- [What you will do] Every entry must come back exactly as it was written.

- [Supplied data]

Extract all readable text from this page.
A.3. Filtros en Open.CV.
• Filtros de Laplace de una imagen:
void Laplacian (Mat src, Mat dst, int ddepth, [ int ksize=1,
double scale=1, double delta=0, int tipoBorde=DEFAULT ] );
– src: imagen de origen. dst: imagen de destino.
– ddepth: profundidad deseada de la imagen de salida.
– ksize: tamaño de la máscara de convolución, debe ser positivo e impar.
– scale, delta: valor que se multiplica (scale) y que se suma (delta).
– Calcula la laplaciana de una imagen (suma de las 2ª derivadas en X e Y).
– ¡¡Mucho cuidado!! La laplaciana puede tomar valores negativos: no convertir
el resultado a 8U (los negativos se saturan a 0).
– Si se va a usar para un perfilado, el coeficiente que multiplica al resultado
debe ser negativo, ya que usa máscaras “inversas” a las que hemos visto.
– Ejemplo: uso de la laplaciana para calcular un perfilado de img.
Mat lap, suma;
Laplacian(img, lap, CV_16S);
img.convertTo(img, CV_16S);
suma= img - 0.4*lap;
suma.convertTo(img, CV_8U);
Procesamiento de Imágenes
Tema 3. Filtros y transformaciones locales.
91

- [Expected output]
Extract all readable text from this page.
A.3. Filtros en Open.CV.
• Filtros de Laplace de una imagen:
void Laplacian (Mat src, Mat dst, int ddepth, [ int ksize=1,
double scale=1, double delta=0, int tipoBorde=DEFAULT ] );
– src: imagen de origen. dst: imagen de destino.
– ddepth: profundidad deseada de la imagen de salida.
– ksize: tamaño de la máscara de convolución, debe ser positivo e impar.
– scale, delta: valor que se multiplica (scale) y que se suma (delta).
– Calcula la laplaciana de una imagen (suma de las 2ª derivadas en X e Y).
– ¡¡Mucho cuidado!! La laplaciana puede tomar valores negativos: no convertir
el resultado a 8U (los negativos se saturan a 0).
– Si se va a usar para un perfilado, el coeficiente que multiplica al resultado
debe ser negativo, ya que usa máscaras “inversas” a las que hemos visto.
– Ejemplo: uso de la laplaciana para calcular un perfilado de img.
Mat lap, suma;
Laplacian(img, lap, CV_16S);
img.convertTo(img, CV_16S);
suma= img - 0.4*lap;
suma.convertTo(img, CV_8U);
Procesamiento de Imágenes
Tema 3. Filtros y transformaciones locales.
91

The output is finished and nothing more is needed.